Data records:
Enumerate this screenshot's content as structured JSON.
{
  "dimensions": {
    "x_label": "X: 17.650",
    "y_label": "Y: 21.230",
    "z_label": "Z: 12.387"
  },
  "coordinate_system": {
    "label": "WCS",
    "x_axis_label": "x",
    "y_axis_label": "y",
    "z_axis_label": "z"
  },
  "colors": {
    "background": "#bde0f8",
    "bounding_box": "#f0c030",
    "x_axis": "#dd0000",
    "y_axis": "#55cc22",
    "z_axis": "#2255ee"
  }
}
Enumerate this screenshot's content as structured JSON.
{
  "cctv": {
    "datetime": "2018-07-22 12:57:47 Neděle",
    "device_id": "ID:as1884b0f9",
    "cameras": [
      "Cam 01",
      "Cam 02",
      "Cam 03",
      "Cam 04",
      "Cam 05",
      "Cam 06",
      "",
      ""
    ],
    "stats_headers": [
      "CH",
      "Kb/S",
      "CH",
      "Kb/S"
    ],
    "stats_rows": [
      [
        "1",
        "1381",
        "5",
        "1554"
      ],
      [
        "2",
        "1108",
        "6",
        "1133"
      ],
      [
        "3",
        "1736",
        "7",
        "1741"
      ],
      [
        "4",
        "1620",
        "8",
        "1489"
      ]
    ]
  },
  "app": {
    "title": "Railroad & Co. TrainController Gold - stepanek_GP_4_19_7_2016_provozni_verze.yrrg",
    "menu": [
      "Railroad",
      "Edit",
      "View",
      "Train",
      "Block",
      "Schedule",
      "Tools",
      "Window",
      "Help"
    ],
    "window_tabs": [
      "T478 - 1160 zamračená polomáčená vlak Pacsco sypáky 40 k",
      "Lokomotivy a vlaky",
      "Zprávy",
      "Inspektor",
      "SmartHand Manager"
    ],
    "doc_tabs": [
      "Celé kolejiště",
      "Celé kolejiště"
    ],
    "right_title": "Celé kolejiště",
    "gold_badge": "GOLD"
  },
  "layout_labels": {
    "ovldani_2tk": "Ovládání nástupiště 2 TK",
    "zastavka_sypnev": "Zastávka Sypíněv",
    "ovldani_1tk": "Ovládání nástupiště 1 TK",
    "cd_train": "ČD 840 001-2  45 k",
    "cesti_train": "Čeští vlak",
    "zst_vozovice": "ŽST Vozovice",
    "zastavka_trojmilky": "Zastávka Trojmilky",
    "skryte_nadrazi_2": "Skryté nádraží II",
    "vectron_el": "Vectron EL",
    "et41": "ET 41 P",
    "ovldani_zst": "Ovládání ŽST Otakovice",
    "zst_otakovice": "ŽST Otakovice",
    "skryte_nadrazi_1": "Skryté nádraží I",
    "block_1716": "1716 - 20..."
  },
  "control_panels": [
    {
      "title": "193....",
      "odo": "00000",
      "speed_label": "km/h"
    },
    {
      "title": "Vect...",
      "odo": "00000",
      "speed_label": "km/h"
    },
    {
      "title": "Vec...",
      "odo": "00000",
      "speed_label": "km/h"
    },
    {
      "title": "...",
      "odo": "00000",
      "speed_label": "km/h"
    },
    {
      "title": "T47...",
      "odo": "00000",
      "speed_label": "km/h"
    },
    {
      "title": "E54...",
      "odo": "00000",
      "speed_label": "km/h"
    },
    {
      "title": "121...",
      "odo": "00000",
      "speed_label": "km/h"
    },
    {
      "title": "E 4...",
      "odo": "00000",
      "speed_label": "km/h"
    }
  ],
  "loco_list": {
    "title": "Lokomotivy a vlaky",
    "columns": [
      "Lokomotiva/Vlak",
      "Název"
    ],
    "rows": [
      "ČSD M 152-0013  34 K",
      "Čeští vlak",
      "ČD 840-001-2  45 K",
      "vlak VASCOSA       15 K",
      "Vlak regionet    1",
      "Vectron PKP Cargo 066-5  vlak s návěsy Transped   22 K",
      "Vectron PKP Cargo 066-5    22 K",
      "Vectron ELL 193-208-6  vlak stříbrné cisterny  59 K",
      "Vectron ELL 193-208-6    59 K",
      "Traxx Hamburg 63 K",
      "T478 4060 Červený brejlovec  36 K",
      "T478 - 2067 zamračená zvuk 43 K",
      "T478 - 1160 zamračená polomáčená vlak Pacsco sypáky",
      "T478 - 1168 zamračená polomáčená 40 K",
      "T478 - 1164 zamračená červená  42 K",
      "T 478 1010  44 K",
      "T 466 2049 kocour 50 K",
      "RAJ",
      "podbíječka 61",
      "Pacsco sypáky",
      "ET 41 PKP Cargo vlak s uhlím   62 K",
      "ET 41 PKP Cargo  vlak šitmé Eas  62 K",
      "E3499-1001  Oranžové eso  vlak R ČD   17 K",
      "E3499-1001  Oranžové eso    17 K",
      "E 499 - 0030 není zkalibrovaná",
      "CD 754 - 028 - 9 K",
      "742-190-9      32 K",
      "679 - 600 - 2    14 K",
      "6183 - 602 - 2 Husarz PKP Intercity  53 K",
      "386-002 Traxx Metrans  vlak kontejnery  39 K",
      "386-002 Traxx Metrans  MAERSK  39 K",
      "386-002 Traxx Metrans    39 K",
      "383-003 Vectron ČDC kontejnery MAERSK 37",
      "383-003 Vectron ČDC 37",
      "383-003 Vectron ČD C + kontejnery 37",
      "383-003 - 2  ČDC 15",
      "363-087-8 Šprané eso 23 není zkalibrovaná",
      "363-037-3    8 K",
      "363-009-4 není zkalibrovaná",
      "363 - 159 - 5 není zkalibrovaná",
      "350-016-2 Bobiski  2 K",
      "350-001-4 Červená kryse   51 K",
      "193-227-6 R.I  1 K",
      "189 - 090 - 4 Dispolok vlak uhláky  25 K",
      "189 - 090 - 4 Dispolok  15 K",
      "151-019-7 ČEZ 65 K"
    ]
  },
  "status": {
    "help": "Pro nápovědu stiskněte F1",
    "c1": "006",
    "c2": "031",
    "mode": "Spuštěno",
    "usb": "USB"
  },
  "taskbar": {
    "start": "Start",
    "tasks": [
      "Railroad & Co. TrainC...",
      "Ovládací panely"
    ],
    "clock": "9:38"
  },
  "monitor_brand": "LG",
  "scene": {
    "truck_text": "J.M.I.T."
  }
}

▶ [Instruction] Select from the material above each line in which the string "Railroad" appears, and list those lines.

▶ [Task response]
    "title": "Railroad & Co. TrainController Gold - stepanek_GP_4_19_7_2016_provozni_verze.yrrg",
      "Railroad",
      "Railroad & Co. TrainC...",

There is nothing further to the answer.